→ **GIVEN ENTRIES**:
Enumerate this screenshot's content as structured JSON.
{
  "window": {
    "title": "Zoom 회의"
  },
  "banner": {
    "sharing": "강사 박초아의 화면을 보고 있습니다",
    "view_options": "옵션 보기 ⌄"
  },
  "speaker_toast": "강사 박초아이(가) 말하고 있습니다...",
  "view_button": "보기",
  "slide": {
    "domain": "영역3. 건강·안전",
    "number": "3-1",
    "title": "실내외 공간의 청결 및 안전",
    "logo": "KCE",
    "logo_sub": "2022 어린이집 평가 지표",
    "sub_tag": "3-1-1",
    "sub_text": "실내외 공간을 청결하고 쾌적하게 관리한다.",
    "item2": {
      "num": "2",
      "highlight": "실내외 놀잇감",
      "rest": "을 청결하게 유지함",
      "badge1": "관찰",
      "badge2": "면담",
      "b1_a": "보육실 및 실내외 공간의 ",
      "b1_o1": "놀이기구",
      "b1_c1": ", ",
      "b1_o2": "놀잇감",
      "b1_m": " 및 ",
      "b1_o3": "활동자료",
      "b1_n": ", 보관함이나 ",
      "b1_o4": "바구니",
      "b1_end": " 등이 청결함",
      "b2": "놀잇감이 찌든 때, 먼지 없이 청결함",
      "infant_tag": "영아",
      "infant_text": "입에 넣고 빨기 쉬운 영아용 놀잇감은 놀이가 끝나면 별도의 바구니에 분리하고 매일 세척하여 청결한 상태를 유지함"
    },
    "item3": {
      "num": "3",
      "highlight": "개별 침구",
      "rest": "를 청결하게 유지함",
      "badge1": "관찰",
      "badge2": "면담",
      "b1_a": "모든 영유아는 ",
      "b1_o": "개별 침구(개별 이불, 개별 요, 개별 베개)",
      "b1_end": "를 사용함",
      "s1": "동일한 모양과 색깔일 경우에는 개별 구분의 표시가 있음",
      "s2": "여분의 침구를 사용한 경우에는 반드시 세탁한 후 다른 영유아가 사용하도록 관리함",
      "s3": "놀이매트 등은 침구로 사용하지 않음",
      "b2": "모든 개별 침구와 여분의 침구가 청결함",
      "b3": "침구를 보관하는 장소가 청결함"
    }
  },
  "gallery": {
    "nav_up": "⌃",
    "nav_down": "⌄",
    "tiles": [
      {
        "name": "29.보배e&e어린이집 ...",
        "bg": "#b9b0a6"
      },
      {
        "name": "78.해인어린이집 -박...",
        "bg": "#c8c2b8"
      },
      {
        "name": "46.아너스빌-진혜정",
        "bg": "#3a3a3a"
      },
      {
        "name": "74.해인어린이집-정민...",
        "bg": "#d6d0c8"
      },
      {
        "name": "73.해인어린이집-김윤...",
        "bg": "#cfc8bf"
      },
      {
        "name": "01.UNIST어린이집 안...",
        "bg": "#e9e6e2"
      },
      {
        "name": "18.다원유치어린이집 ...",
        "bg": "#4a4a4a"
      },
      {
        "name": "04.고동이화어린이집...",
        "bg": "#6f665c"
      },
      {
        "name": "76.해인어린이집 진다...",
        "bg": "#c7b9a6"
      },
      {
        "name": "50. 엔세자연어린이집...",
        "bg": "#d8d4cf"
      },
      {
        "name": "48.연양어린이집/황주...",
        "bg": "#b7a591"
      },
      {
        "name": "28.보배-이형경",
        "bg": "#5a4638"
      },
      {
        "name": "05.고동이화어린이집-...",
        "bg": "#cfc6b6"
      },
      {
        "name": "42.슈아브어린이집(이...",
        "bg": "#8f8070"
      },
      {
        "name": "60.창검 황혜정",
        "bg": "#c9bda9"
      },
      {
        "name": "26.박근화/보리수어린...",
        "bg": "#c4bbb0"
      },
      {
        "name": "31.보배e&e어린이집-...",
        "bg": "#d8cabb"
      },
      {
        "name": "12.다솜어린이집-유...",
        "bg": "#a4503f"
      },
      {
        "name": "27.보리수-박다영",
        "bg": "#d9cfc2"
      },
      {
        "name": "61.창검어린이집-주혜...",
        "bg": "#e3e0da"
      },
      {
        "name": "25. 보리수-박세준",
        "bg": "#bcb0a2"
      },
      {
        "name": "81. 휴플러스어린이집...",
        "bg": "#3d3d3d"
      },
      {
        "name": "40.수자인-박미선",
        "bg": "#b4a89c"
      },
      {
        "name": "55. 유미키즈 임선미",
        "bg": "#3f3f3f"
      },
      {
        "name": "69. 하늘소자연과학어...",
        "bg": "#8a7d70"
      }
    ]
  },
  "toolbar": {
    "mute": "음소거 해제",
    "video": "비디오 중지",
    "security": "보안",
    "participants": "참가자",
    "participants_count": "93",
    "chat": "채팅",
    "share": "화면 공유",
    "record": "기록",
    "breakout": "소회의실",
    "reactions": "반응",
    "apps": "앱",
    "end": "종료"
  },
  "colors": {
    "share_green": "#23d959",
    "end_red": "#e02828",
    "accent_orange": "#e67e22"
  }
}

→ **EXERCISE REQUIREMENTS**: Every line in the data above that contains "있습니다" needs to be copied.

→ **EXERCISE ANSWER**:
    "sharing": "강사 박초아의 화면을 보고 있습니다",
  "speaker_toast": "강사 박초아이(가) 말하고 있습니다...",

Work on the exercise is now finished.